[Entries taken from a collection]
···

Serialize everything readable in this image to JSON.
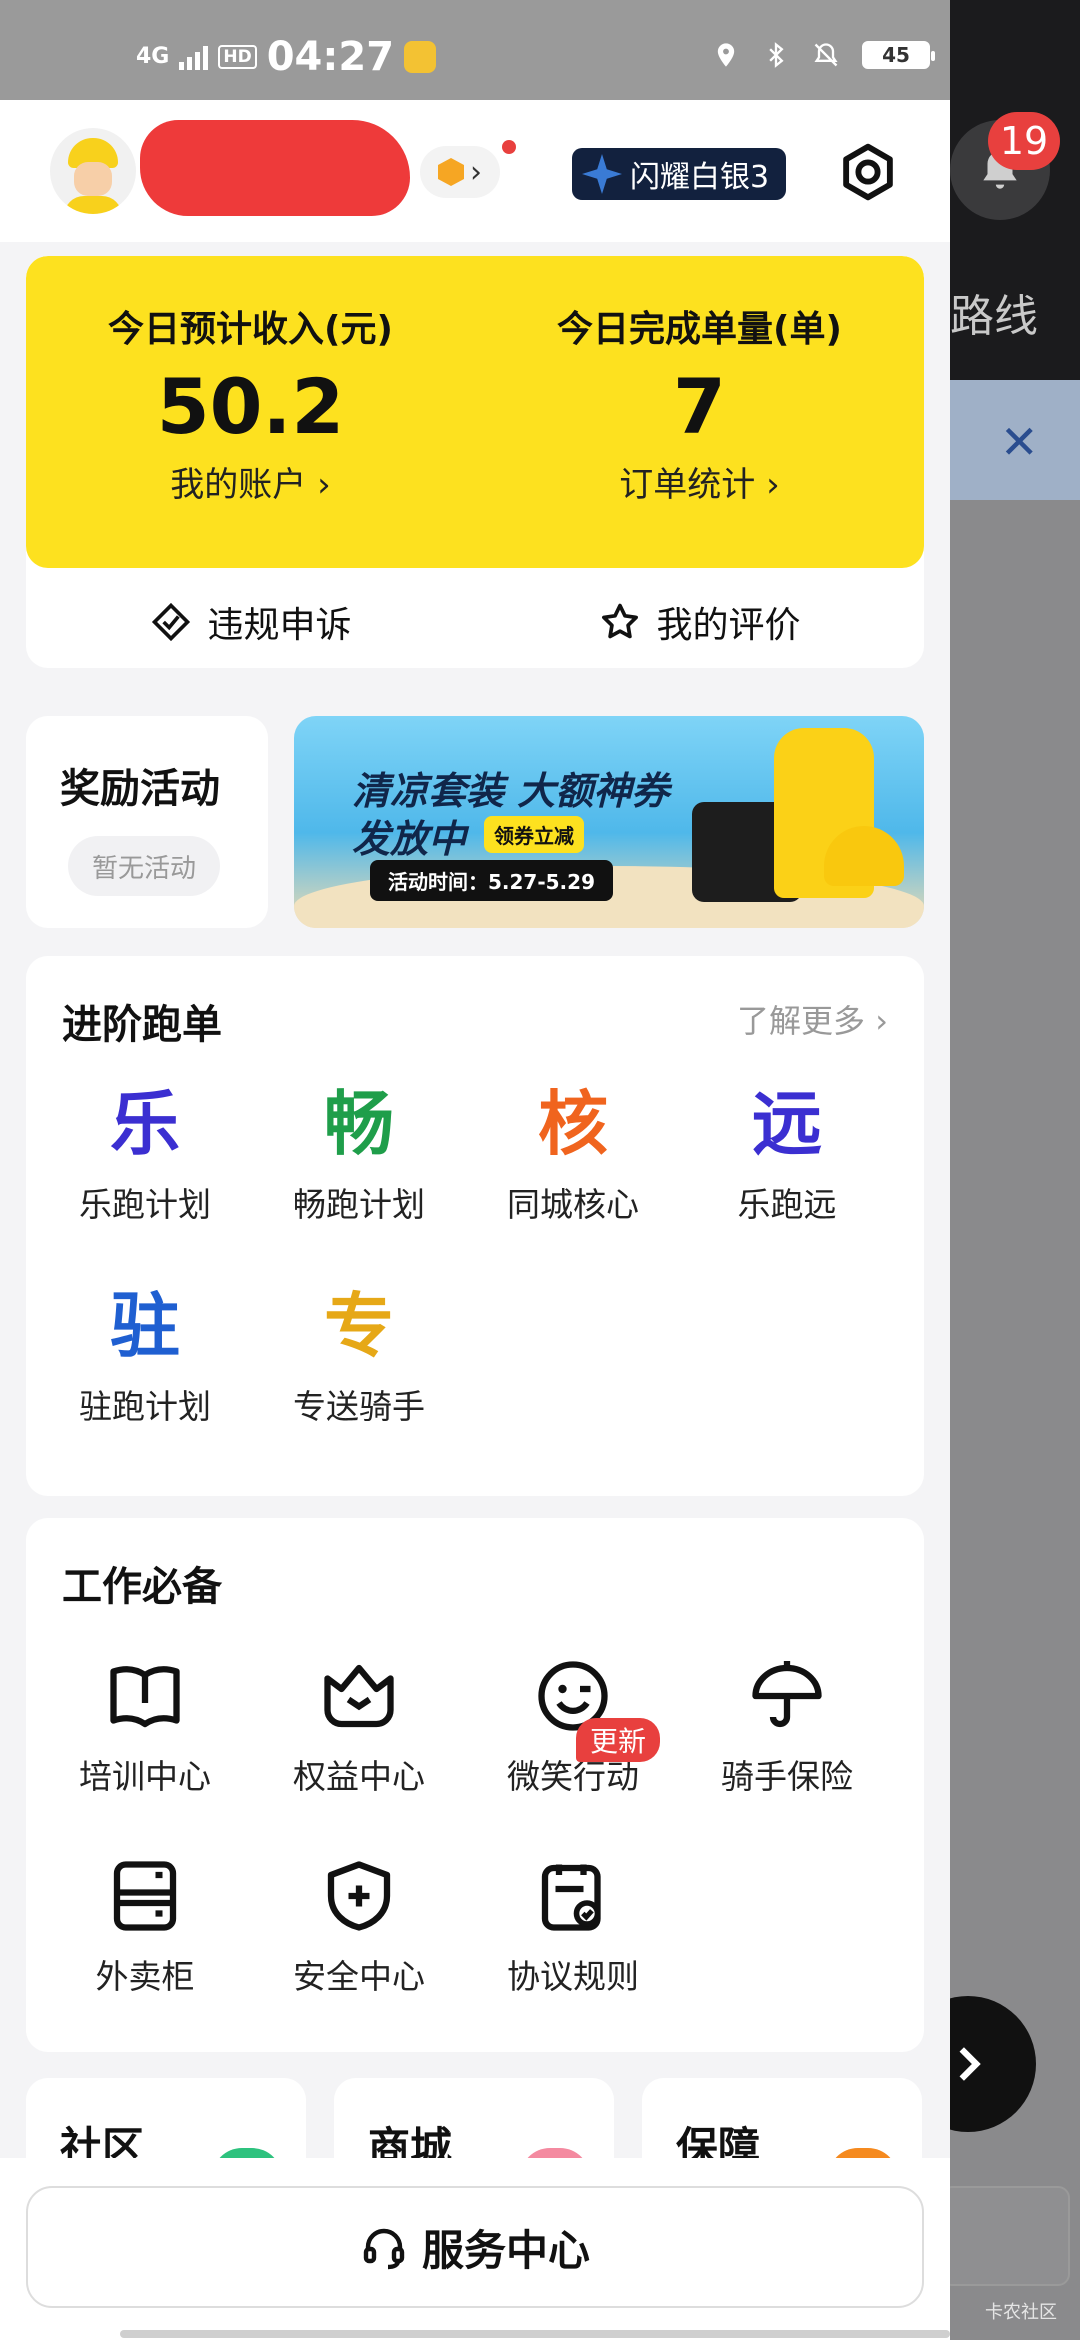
{
  "status_bar": {
    "network": "4G",
    "hd": "HD",
    "time": "04:27",
    "battery": "45"
  },
  "background_app": {
    "notification_count": "19",
    "route_text": "路线"
  },
  "header": {
    "rank_label": "闪耀白银3"
  },
  "stats": {
    "income_label": "今日预计收入(元)",
    "income_value": "50.2",
    "account_link": "我的账户 ›",
    "orders_label": "今日完成单量(单)",
    "orders_value": "7",
    "orders_link": "订单统计 ›",
    "appeal_label": "违规申诉",
    "rating_label": "我的评价"
  },
  "rewards": {
    "title": "奖励活动",
    "empty": "暂无活动"
  },
  "banner": {
    "line1": "清凉套装 大额神券",
    "line2": "发放中",
    "tag": "领券立减",
    "date": "活动时间：5.27-5.29"
  },
  "advanced": {
    "title": "进阶跑单",
    "more": "了解更多 ›",
    "items": [
      {
        "glyph": "乐",
        "label": "乐跑计划",
        "color": "#3b2fd1"
      },
      {
        "glyph": "畅",
        "label": "畅跑计划",
        "color": "#1f9e4a"
      },
      {
        "glyph": "核",
        "label": "同城核心",
        "color": "#f0641e"
      },
      {
        "glyph": "远",
        "label": "乐跑远",
        "color": "#3b2fd1"
      },
      {
        "glyph": "驻",
        "label": "驻跑计划",
        "color": "#1f5fd1"
      },
      {
        "glyph": "专",
        "label": "专送骑手",
        "color": "#e6a817"
      }
    ]
  },
  "work": {
    "title": "工作必备",
    "items": [
      {
        "icon": "book-icon",
        "label": "培训中心"
      },
      {
        "icon": "crown-icon",
        "label": "权益中心"
      },
      {
        "icon": "smile-icon",
        "label": "微笑行动"
      },
      {
        "icon": "umbrella-icon",
        "label": "骑手保险"
      },
      {
        "icon": "locker-icon",
        "label": "外卖柜"
      },
      {
        "icon": "shield-icon",
        "label": "安全中心"
      },
      {
        "icon": "document-icon",
        "label": "协议规则"
      }
    ],
    "new_badge": "更新"
  },
  "tiles": [
    {
      "label": "社区",
      "color": "#2ec27e"
    },
    {
      "label": "商城",
      "color": "#f48aa0"
    },
    {
      "label": "保障",
      "color": "#f58a1f"
    }
  ],
  "service": {
    "label": "服务中心"
  },
  "watermark": "卡农社区"
}
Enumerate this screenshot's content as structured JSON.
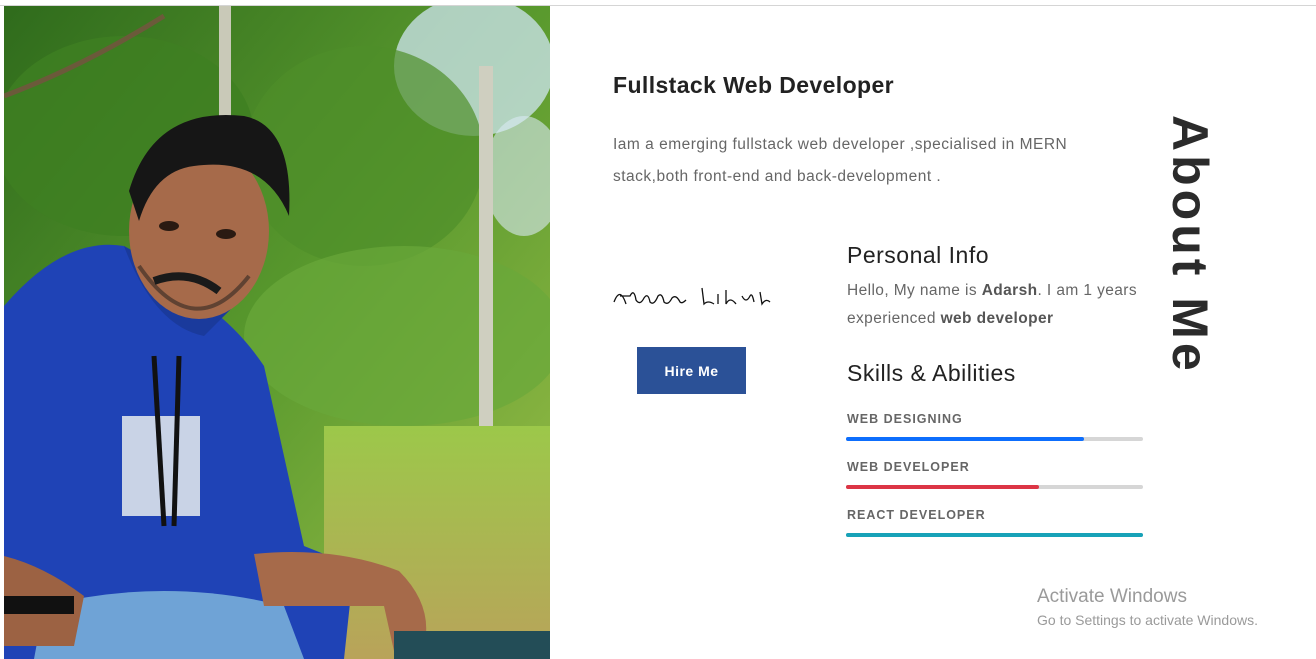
{
  "hero": {
    "title": "Fullstack Web Developer",
    "intro": "Iam a emerging fullstack web developer ,specialised in MERN stack,both front-end and back-development ."
  },
  "signature": {
    "text": "Alexander Likolika"
  },
  "hire_button": {
    "label": "Hire Me"
  },
  "personal_info": {
    "heading": "Personal Info",
    "part1": "Hello, My name is ",
    "name": "Adarsh",
    "part2": ". I am 1 years experienced ",
    "role": "web developer"
  },
  "skills": {
    "heading": "Skills & Abilities",
    "items": [
      {
        "label": "WEB DESIGNING",
        "percent": 80,
        "color": "#0d6efd"
      },
      {
        "label": "WEB DEVELOPER",
        "percent": 65,
        "color": "#dc3545"
      },
      {
        "label": "REACT DEVELOPER",
        "percent": 100,
        "color": "#17a2b8"
      }
    ]
  },
  "side_title": "About Me",
  "watermark": {
    "title": "Activate Windows",
    "subtitle": "Go to Settings to activate Windows."
  }
}
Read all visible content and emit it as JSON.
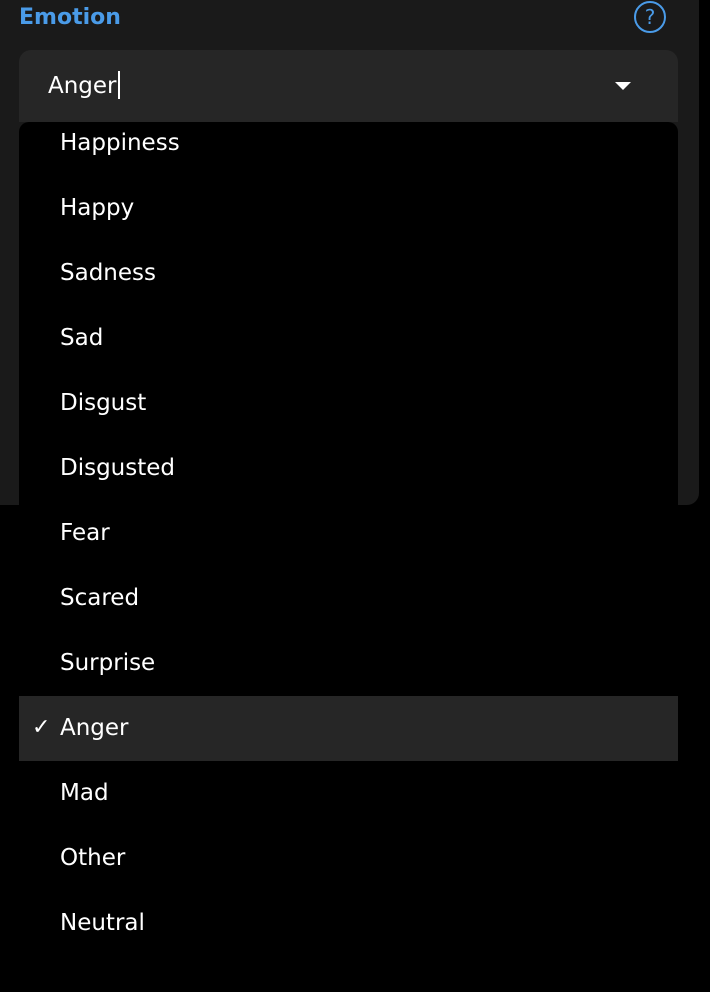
{
  "field": {
    "label": "Emotion",
    "help_icon": "question-mark-icon",
    "help_glyph": "?",
    "value": "Anger",
    "dropdown_icon": "triangle-down-icon"
  },
  "options": [
    {
      "label": "Happiness",
      "selected": false
    },
    {
      "label": "Happy",
      "selected": false
    },
    {
      "label": "Sadness",
      "selected": false
    },
    {
      "label": "Sad",
      "selected": false
    },
    {
      "label": "Disgust",
      "selected": false
    },
    {
      "label": "Disgusted",
      "selected": false
    },
    {
      "label": "Fear",
      "selected": false
    },
    {
      "label": "Scared",
      "selected": false
    },
    {
      "label": "Surprise",
      "selected": false
    },
    {
      "label": "Anger",
      "selected": true
    },
    {
      "label": "Mad",
      "selected": false
    },
    {
      "label": "Other",
      "selected": false
    },
    {
      "label": "Neutral",
      "selected": false
    }
  ],
  "check_glyph": "✓",
  "colors": {
    "accent": "#4a9be8",
    "panel_bg": "#1a1a1a",
    "input_bg": "#262626",
    "menu_bg": "#000000",
    "selected_bg": "#262626",
    "text": "#ffffff"
  }
}
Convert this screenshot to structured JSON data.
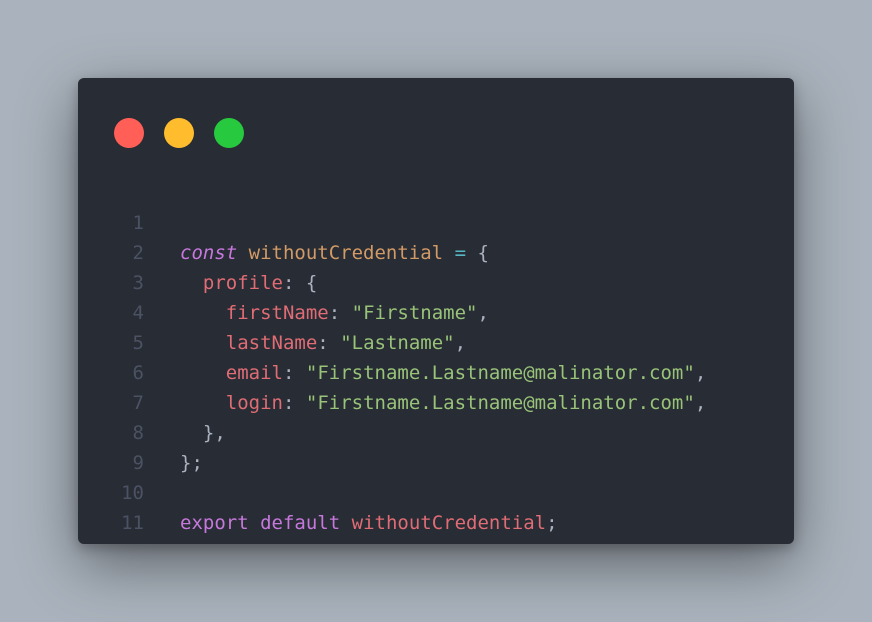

···

• Set task
Quote every record above exactly, leaving out any pictures.

• Answer
Serialize everything readable in this image to JSON.
{
  "status_bar": {
    "network": "4G",
    "hd": "HD",
    "time": "04:27",
    "battery": "45"
  },
  "background_app": {
    "notification_count": "19",
    "route_text": "路线"
  },
  "header": {
    "rank_label": "闪耀白银3"
  },
  "stats": {
    "income_label": "今日预计收入(元)",
    "income_value": "50.2",
    "account_link": "我的账户 ›",
    "orders_label": "今日完成单量(单)",
    "orders_value": "7",
    "orders_link": "订单统计 ›",
    "appeal_label": "违规申诉",
    "rating_label": "我的评价"
  },
  "rewards": {
    "title": "奖励活动",
    "empty": "暂无活动"
  },
  "banner": {
    "line1": "清凉套装 大额神券",
    "line2": "发放中",
    "tag": "领券立减",
    "date": "活动时间：5.27-5.29"
  },
  "advanced": {
    "title": "进阶跑单",
    "more": "了解更多 ›",
    "items": [
      {
        "glyph": "乐",
        "label": "乐跑计划",
        "color": "#3b2fd1"
      },
      {
        "glyph": "畅",
        "label": "畅跑计划",
        "color": "#1f9e4a"
      },
      {
        "glyph": "核",
        "label": "同城核心",
        "color": "#f0641e"
      },
      {
        "glyph": "远",
        "label": "乐跑远",
        "color": "#3b2fd1"
      },
      {
        "glyph": "驻",
        "label": "驻跑计划",
        "color": "#1f5fd1"
      },
      {
        "glyph": "专",
        "label": "专送骑手",
        "color": "#e6a817"
      }
    ]
  },
  "work": {
    "title": "工作必备",
    "items": [
      {
        "icon": "book-icon",
        "label": "培训中心"
      },
      {
        "icon": "crown-icon",
        "label": "权益中心"
      },
      {
        "icon": "smile-icon",
        "label": "微笑行动"
      },
      {
        "icon": "umbrella-icon",
        "label": "骑手保险"
      },
      {
        "icon": "locker-icon",
        "label": "外卖柜"
      },
      {
        "icon": "shield-icon",
        "label": "安全中心"
      },
      {
        "icon": "document-icon",
        "label": "协议规则"
      }
    ],
    "new_badge": "更新"
  },
  "tiles": [
    {
      "label": "社区",
      "color": "#2ec27e"
    },
    {
      "label": "商城",
      "color": "#f48aa0"
    },
    {
      "label": "保障",
      "color": "#f58a1f"
    }
  ],
  "service": {
    "label": "服务中心"
  },
  "watermark": "卡农社区"
}
Enumerate this screenshot's content as structured JSON.
{
  "hero": {
    "title": "Fullstack Web Developer",
    "intro": "Iam a emerging fullstack web developer ,specialised in MERN stack,both front-end and back-development ."
  },
  "signature": {
    "text": "Alexander Likolika"
  },
  "hire_button": {
    "label": "Hire Me"
  },
  "personal_info": {
    "heading": "Personal Info",
    "part1": "Hello, My name is ",
    "name": "Adarsh",
    "part2": ". I am 1 years experienced ",
    "role": "web developer"
  },
  "skills": {
    "heading": "Skills & Abilities",
    "items": [
      {
        "label": "WEB DESIGNING",
        "percent": 80,
        "color": "#0d6efd"
      },
      {
        "label": "WEB DEVELOPER",
        "percent": 65,
        "color": "#dc3545"
      },
      {
        "label": "REACT DEVELOPER",
        "percent": 100,
        "color": "#17a2b8"
      }
    ]
  },
  "side_title": "About Me",
  "watermark": {
    "title": "Activate Windows",
    "subtitle": "Go to Settings to activate Windows."
  }
}
Read all visible content and emit it as JSON.
{
  "field": {
    "label": "Emotion",
    "help_icon": "question-mark-icon",
    "help_glyph": "?",
    "value": "Anger",
    "dropdown_icon": "triangle-down-icon"
  },
  "options": [
    {
      "label": "Happiness",
      "selected": false
    },
    {
      "label": "Happy",
      "selected": false
    },
    {
      "label": "Sadness",
      "selected": false
    },
    {
      "label": "Sad",
      "selected": false
    },
    {
      "label": "Disgust",
      "selected": false
    },
    {
      "label": "Disgusted",
      "selected": false
    },
    {
      "label": "Fear",
      "selected": false
    },
    {
      "label": "Scared",
      "selected": false
    },
    {
      "label": "Surprise",
      "selected": false
    },
    {
      "label": "Anger",
      "selected": true
    },
    {
      "label": "Mad",
      "selected": false
    },
    {
      "label": "Other",
      "selected": false
    },
    {
      "label": "Neutral",
      "selected": false
    }
  ],
  "check_glyph": "✓",
  "colors": {
    "accent": "#4a9be8",
    "panel_bg": "#1a1a1a",
    "input_bg": "#262626",
    "menu_bg": "#000000",
    "selected_bg": "#262626",
    "text": "#ffffff"
  }
}
Convert this screenshot to structured JSON data.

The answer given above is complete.